───── Available records ─────

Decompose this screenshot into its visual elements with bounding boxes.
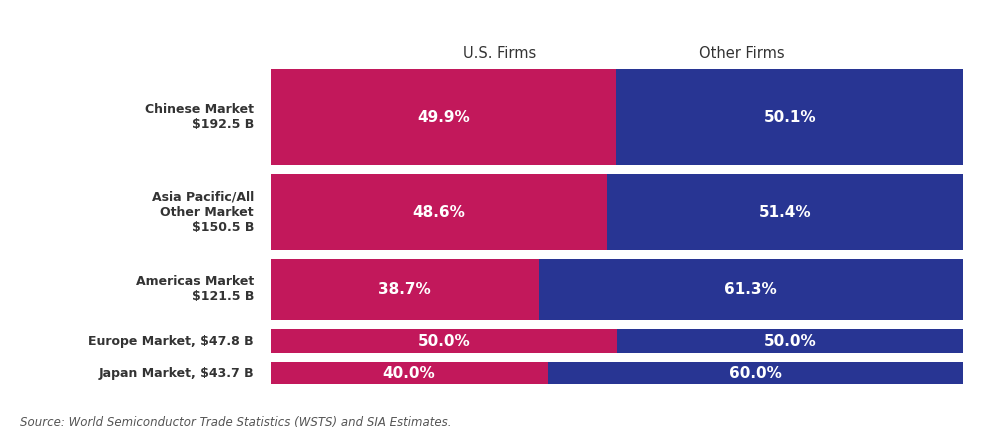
Text: 50.0%: 50.0% xyxy=(764,333,816,349)
Text: U.S. Firms: U.S. Firms xyxy=(463,46,536,61)
Bar xyxy=(539,259,963,320)
Text: 61.3%: 61.3% xyxy=(724,282,777,297)
Text: Other Firms: Other Firms xyxy=(699,46,784,61)
Text: 50.1%: 50.1% xyxy=(763,110,816,125)
Bar xyxy=(617,329,963,353)
Text: 48.6%: 48.6% xyxy=(413,205,465,220)
Text: 38.7%: 38.7% xyxy=(378,282,431,297)
Text: 50.0%: 50.0% xyxy=(417,333,470,349)
Text: 49.9%: 49.9% xyxy=(417,110,470,125)
Bar xyxy=(271,362,548,384)
Text: 60.0%: 60.0% xyxy=(729,365,782,381)
Text: Source: World Semiconductor Trade Statistics (WSTS) and SIA Estimates.: Source: World Semiconductor Trade Statis… xyxy=(20,416,452,429)
Bar xyxy=(271,174,607,250)
Text: 40.0%: 40.0% xyxy=(383,365,436,381)
Bar xyxy=(271,329,617,353)
Bar xyxy=(271,69,616,165)
Text: 51.4%: 51.4% xyxy=(759,205,811,220)
Bar xyxy=(548,362,963,384)
Bar xyxy=(616,69,963,165)
Bar xyxy=(271,259,539,320)
Bar xyxy=(607,174,963,250)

─────

Copy out every line of the material above word for word, leaving out the pictures.

Decompose this screenshot into its visual elements with bounding boxes.
Text: 50.0%: 50.0% xyxy=(764,333,816,349)
Text: U.S. Firms: U.S. Firms xyxy=(463,46,536,61)
Bar xyxy=(539,259,963,320)
Text: 61.3%: 61.3% xyxy=(724,282,777,297)
Text: Other Firms: Other Firms xyxy=(699,46,784,61)
Text: 50.1%: 50.1% xyxy=(763,110,816,125)
Bar xyxy=(617,329,963,353)
Text: 48.6%: 48.6% xyxy=(413,205,465,220)
Text: 38.7%: 38.7% xyxy=(378,282,431,297)
Text: 50.0%: 50.0% xyxy=(417,333,470,349)
Text: 49.9%: 49.9% xyxy=(417,110,470,125)
Bar xyxy=(271,362,548,384)
Text: 60.0%: 60.0% xyxy=(729,365,782,381)
Text: Source: World Semiconductor Trade Statistics (WSTS) and SIA Estimates.: Source: World Semiconductor Trade Statis… xyxy=(20,416,452,429)
Bar xyxy=(271,174,607,250)
Text: 40.0%: 40.0% xyxy=(383,365,436,381)
Bar xyxy=(271,329,617,353)
Bar xyxy=(271,69,616,165)
Text: 51.4%: 51.4% xyxy=(759,205,811,220)
Bar xyxy=(548,362,963,384)
Bar xyxy=(616,69,963,165)
Bar xyxy=(271,259,539,320)
Bar xyxy=(607,174,963,250)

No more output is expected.